-- DO THIS --
Return each entry exactly, with none missing.

Dataset records:
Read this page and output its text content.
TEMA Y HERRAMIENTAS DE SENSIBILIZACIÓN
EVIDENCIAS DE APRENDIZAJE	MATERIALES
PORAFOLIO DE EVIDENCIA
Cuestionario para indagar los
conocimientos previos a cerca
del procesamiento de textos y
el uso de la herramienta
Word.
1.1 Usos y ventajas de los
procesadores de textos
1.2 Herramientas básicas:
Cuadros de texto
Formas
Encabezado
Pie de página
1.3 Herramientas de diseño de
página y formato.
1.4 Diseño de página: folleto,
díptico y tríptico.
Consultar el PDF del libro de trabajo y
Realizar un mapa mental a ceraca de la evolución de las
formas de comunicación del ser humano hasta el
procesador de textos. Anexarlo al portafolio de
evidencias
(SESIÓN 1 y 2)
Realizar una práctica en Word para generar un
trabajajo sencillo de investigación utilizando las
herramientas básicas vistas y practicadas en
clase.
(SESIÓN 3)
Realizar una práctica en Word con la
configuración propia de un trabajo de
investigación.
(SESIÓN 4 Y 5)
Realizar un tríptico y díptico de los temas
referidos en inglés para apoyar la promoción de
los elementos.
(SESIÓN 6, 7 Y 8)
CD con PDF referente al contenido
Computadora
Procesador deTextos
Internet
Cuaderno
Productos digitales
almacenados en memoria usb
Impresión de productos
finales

-- RESULT --
Read this page and output its text content.
TEMA Y HERRAMIENTAS DE SENSIBILIZACIÓN
EVIDENCIAS DE APRENDIZAJE	MATERIALES
PORAFOLIO DE EVIDENCIA
Cuestionario para indagar los
conocimientos previos a cerca
del procesamiento de textos y
el uso de la herramienta
Word.
1.1 Usos y ventajas de los
procesadores de textos
1.2 Herramientas básicas:
Cuadros de texto
Formas
Encabezado
Pie de página
1.3 Herramientas de diseño de
página y formato.
1.4 Diseño de página: folleto,
díptico y tríptico.
Consultar el PDF del libro de trabajo y
Realizar un mapa mental a ceraca de la evolución de las
formas de comunicación del ser humano hasta el
procesador de textos. Anexarlo al portafolio de
evidencias
(SESIÓN 1 y 2)
Realizar una práctica en Word para generar un
trabajajo sencillo de investigación utilizando las
herramientas básicas vistas y practicadas en
clase.
(SESIÓN 3)
Realizar una práctica en Word con la
configuración propia de un trabajo de
investigación.
(SESIÓN 4 Y 5)
Realizar un tríptico y díptico de los temas
referidos en inglés para apoyar la promoción de
los elementos.
(SESIÓN 6, 7 Y 8)
CD con PDF referente al contenido
Computadora
Procesador deTextos
Internet
Cuaderno
Productos digitales
almacenados en memoria usb
Impresión de productos
finales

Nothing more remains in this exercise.